**Instruction**
What follows is a listing; give it again exactly, in its entirety.

[BEGIN Records for processing]

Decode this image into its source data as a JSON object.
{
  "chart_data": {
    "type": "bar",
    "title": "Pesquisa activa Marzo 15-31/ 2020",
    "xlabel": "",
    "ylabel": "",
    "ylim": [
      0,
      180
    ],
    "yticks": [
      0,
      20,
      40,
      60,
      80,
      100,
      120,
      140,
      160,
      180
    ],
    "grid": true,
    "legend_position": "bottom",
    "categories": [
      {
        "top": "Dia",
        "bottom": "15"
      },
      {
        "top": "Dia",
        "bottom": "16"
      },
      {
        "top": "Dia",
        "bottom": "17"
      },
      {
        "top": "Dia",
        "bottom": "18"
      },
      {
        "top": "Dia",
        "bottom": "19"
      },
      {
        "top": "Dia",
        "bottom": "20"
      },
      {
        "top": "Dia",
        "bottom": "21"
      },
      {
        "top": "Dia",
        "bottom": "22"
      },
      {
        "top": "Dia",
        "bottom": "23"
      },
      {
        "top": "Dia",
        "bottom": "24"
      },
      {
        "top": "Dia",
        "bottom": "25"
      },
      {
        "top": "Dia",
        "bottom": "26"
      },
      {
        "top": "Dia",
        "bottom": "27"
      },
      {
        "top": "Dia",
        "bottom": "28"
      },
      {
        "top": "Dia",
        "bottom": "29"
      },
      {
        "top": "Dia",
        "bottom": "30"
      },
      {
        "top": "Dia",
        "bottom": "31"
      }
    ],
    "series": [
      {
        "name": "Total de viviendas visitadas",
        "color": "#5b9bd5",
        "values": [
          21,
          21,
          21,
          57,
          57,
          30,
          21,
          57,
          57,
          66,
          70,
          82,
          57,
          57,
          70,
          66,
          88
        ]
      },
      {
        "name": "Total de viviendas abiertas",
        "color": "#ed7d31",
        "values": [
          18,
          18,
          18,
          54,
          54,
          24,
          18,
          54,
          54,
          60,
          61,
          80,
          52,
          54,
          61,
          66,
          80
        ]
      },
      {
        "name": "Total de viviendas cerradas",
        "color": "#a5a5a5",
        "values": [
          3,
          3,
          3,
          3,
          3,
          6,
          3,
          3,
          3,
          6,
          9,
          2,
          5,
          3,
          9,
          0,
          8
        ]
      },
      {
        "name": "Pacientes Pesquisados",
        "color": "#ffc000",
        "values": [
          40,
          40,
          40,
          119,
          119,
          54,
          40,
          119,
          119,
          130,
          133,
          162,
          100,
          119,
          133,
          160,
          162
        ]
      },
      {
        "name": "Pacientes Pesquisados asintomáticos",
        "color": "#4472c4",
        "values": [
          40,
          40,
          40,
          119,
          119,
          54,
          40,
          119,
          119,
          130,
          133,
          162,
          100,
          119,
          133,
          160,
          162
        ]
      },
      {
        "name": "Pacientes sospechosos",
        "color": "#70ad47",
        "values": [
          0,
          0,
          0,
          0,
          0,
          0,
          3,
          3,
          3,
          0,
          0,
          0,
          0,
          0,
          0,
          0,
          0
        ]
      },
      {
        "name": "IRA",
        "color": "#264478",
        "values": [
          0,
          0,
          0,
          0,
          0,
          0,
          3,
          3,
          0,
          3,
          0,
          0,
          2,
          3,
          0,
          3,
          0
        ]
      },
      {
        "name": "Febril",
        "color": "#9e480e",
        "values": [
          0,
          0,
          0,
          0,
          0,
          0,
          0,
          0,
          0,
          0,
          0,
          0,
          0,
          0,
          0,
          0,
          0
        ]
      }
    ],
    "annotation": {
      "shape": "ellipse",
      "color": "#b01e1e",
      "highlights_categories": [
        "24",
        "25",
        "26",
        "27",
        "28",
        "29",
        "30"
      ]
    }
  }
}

[END Records for processing]

**Expected output**
Decode this image into its source data as a JSON object.
{
  "chart_data": {
    "type": "bar",
    "title": "Pesquisa activa Marzo 15-31/ 2020",
    "xlabel": "",
    "ylabel": "",
    "ylim": [
      0,
      180
    ],
    "yticks": [
      0,
      20,
      40,
      60,
      80,
      100,
      120,
      140,
      160,
      180
    ],
    "grid": true,
    "legend_position": "bottom",
    "categories": [
      {
        "top": "Dia",
        "bottom": "15"
      },
      {
        "top": "Dia",
        "bottom": "16"
      },
      {
        "top": "Dia",
        "bottom": "17"
      },
      {
        "top": "Dia",
        "bottom": "18"
      },
      {
        "top": "Dia",
        "bottom": "19"
      },
      {
        "top": "Dia",
        "bottom": "20"
      },
      {
        "top": "Dia",
        "bottom": "21"
      },
      {
        "top": "Dia",
        "bottom": "22"
      },
      {
        "top": "Dia",
        "bottom": "23"
      },
      {
        "top": "Dia",
        "bottom": "24"
      },
      {
        "top": "Dia",
        "bottom": "25"
      },
      {
        "top": "Dia",
        "bottom": "26"
      },
      {
        "top": "Dia",
        "bottom": "27"
      },
      {
        "top": "Dia",
        "bottom": "28"
      },
      {
        "top": "Dia",
        "bottom": "29"
      },
      {
        "top": "Dia",
        "bottom": "30"
      },
      {
        "top": "Dia",
        "bottom": "31"
      }
    ],
    "series": [
      {
        "name": "Total de viviendas visitadas",
        "color": "#5b9bd5",
        "values": [
          21,
          21,
          21,
          57,
          57,
          30,
          21,
          57,
          57,
          66,
          70,
          82,
          57,
          57,
          70,
          66,
          88
        ]
      },
      {
        "name": "Total de viviendas abiertas",
        "color": "#ed7d31",
        "values": [
          18,
          18,
          18,
          54,
          54,
          24,
          18,
          54,
          54,
          60,
          61,
          80,
          52,
          54,
          61,
          66,
          80
        ]
      },
      {
        "name": "Total de viviendas cerradas",
        "color": "#a5a5a5",
        "values": [
          3,
          3,
          3,
          3,
          3,
          6,
          3,
          3,
          3,
          6,
          9,
          2,
          5,
          3,
          9,
          0,
          8
        ]
      },
      {
        "name": "Pacientes Pesquisados",
        "color": "#ffc000",
        "values": [
          40,
          40,
          40,
          119,
          119,
          54,
          40,
          119,
          119,
          130,
          133,
          162,
          100,
          119,
          133,
          160,
          162
        ]
      },
      {
        "name": "Pacientes Pesquisados asintomáticos",
        "color": "#4472c4",
        "values": [
          40,
          40,
          40,
          119,
          119,
          54,
          40,
          119,
          119,
          130,
          133,
          162,
          100,
          119,
          133,
          160,
          162
        ]
      },
      {
        "name": "Pacientes sospechosos",
        "color": "#70ad47",
        "values": [
          0,
          0,
          0,
          0,
          0,
          0,
          3,
          3,
          3,
          0,
          0,
          0,
          0,
          0,
          0,
          0,
          0
        ]
      },
      {
        "name": "IRA",
        "color": "#264478",
        "values": [
          0,
          0,
          0,
          0,
          0,
          0,
          3,
          3,
          0,
          3,
          0,
          0,
          2,
          3,
          0,
          3,
          0
        ]
      },
      {
        "name": "Febril",
        "color": "#9e480e",
        "values": [
          0,
          0,
          0,
          0,
          0,
          0,
          0,
          0,
          0,
          0,
          0,
          0,
          0,
          0,
          0,
          0,
          0
        ]
      }
    ],
    "annotation": {
      "shape": "ellipse",
      "color": "#b01e1e",
      "highlights_categories": [
        "24",
        "25",
        "26",
        "27",
        "28",
        "29",
        "30"
      ]
    }
  }
}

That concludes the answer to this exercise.